=== Document section ===
__________

I’m Not Worthy! Impound My Double-R!Posted: December 8, 2010 | |
Was I not just going on about this topic? What exactly does a comment like this accomplish? Other than fulfilling some deep-seated need of the poster to put another person down. Especially, since he has posted a video of his mom learning to ride without a stitch of gear on her, not even a helmet! What can I say to this? It pissed me off, I couldn’t resist. And the best part? The cam died before we even got into the twisties and the “real flame-worthy stuff” happened. Ha! And we came back to talk about it. Not worthy of either of those bikes? I wonder what worksheet he used to come to the conclusion?!? Please, somebody explain this one to me. Somebody? … Anybody? Bueller? Bueller? I would like to know what exactly we did in the posted video that makes us so unworthy. The thing is a boring documentary of two supersports doing the speed limit! OMG! OMG! What squids! Well, Kevin *is* a half-squid. Hahahaha… he does need some knee pucks on those jeans, the way he was throwing that Duc through the curves. And I told him as much. I was dressed in full race gear. That’s right! I’m one of those douche bags who wears her full track regalia on the public roads. *nods, crosses arms, wonders if you have a problem with it* Oh, and it was RAINING! Yessir! Raining, I tell ya. We were canyon carving on WET roads! OMG! OMG! OMG! Because we so don’t know how to ride… Never mind that one of us actually had formal training. Did I mention we were also sleep deprived? Hopped up on caffeine and one of us had to go work that entire night DRIVING?!? There were cops everywhere, too. You know what cops in the twisties are called, no? They are the corner workers of redneck road racing.

__________

=== Information shown ===
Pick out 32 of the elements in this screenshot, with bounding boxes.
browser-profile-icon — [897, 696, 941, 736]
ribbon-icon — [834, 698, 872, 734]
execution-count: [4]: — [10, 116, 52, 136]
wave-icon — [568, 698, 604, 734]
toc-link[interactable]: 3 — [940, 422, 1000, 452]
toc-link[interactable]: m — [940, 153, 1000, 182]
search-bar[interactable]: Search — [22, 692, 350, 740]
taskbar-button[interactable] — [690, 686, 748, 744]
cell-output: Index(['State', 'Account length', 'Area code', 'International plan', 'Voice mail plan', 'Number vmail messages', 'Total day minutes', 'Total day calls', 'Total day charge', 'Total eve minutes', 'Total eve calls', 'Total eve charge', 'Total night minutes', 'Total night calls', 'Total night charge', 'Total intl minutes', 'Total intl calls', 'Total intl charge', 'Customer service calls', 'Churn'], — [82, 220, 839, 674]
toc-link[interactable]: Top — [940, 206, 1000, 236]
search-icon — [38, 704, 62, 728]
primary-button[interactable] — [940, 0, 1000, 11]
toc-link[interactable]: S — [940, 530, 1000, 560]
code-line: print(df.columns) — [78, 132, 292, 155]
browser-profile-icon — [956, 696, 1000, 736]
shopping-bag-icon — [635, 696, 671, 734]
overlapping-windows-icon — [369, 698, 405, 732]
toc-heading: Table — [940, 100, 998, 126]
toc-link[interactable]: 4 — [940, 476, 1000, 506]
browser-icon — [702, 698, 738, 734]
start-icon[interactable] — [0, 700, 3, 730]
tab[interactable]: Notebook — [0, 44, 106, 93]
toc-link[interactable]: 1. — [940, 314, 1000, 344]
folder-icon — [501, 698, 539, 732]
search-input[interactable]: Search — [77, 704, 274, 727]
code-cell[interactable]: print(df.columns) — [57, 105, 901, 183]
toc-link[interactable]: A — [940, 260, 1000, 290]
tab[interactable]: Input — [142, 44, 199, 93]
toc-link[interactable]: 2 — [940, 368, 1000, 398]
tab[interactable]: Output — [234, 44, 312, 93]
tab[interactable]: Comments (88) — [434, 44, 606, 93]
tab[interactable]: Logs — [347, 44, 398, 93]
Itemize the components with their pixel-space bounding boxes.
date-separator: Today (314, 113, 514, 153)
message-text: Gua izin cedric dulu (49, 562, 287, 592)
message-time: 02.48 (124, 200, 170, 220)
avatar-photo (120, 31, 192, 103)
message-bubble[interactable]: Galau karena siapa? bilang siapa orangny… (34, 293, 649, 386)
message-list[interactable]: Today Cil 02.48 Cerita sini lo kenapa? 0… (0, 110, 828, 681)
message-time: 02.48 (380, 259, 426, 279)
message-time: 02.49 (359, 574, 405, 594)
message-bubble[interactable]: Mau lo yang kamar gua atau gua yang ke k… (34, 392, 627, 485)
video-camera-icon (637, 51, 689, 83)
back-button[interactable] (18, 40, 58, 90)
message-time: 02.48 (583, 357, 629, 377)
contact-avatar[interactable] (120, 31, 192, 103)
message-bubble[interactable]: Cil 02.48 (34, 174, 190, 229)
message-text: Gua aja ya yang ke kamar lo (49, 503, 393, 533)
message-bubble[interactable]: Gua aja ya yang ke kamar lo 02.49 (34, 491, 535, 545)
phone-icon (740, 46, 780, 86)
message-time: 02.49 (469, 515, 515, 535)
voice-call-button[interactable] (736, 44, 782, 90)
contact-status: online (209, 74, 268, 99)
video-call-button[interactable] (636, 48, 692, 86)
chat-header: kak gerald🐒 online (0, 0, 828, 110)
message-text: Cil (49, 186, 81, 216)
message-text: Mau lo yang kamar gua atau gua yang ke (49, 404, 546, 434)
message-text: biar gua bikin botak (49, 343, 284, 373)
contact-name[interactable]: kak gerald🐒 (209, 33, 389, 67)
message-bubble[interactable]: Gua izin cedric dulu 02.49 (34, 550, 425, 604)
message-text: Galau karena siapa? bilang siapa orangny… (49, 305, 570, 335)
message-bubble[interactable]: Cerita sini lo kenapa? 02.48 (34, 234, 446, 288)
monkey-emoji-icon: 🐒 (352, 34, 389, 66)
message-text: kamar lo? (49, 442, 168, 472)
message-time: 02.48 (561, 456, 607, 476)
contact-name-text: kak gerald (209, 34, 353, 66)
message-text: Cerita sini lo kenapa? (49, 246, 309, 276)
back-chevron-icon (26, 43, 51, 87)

__________

=== Task ===
In the blog post about the "not worthy" comment, why does the writer find the commenter's remark especially galling? Answer in one to three sentences.

=== Answer space ===
The commenter himself had posted a video of his mom learning to ride without a stitch of gear on her, not even a helmet. The writer, meanwhile, was dressed in full race gear.